• **Exercise requirements**
Every line of the records below should be restated exactly.

• **Data entries**
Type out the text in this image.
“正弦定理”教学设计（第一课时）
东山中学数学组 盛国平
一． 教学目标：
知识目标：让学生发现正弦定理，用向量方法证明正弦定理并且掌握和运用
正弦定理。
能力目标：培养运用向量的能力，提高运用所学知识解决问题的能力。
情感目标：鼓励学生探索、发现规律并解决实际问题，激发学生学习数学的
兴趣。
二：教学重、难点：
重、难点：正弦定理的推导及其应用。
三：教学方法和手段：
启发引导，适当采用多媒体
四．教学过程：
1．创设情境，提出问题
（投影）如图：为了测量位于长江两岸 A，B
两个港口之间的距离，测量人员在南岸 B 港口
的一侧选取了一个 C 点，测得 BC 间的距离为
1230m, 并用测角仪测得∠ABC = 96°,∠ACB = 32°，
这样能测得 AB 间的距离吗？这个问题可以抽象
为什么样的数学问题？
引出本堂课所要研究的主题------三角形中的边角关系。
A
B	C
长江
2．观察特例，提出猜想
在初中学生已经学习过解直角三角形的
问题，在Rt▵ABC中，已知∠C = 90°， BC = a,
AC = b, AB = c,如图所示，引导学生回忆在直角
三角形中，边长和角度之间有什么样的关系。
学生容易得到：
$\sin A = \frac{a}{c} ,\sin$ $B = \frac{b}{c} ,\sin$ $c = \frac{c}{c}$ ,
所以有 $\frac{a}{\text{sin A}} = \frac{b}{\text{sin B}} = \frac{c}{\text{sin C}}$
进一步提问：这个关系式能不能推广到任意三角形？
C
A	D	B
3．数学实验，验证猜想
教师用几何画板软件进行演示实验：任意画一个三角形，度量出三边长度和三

• **Exercise response**
Type out the text in this image.
“正弦定理”教学设计（第一课时）
东山中学数学组 盛国平
一． 教学目标：
知识目标：让学生发现正弦定理，用向量方法证明正弦定理并且掌握和运用
正弦定理。
能力目标：培养运用向量的能力，提高运用所学知识解决问题的能力。
情感目标：鼓励学生探索、发现规律并解决实际问题，激发学生学习数学的
兴趣。
二：教学重、难点：
重、难点：正弦定理的推导及其应用。
三：教学方法和手段：
启发引导，适当采用多媒体
四．教学过程：
1．创设情境，提出问题
（投影）如图：为了测量位于长江两岸 A，B
两个港口之间的距离，测量人员在南岸 B 港口
的一侧选取了一个 C 点，测得 BC 间的距离为
1230m, 并用测角仪测得∠ABC = 96°,∠ACB = 32°，
这样能测得 AB 间的距离吗？这个问题可以抽象
为什么样的数学问题？
引出本堂课所要研究的主题------三角形中的边角关系。
A
B	C
长江
2．观察特例，提出猜想
在初中学生已经学习过解直角三角形的
问题，在Rt▵ABC中，已知∠C = 90°， BC = a,
AC = b, AB = c,如图所示，引导学生回忆在直角
三角形中，边长和角度之间有什么样的关系。
学生容易得到：
$\sin A = \frac{a}{c} ,\sin$ $B = \frac{b}{c} ,\sin$ $c = \frac{c}{c}$ ,
所以有 $\frac{a}{\text{sin A}} = \frac{b}{\text{sin B}} = \frac{c}{\text{sin C}}$
进一步提问：这个关系式能不能推广到任意三角形？
C
A	D	B
3．数学实验，验证猜想
教师用几何画板软件进行演示实验：任意画一个三角形，度量出三边长度和三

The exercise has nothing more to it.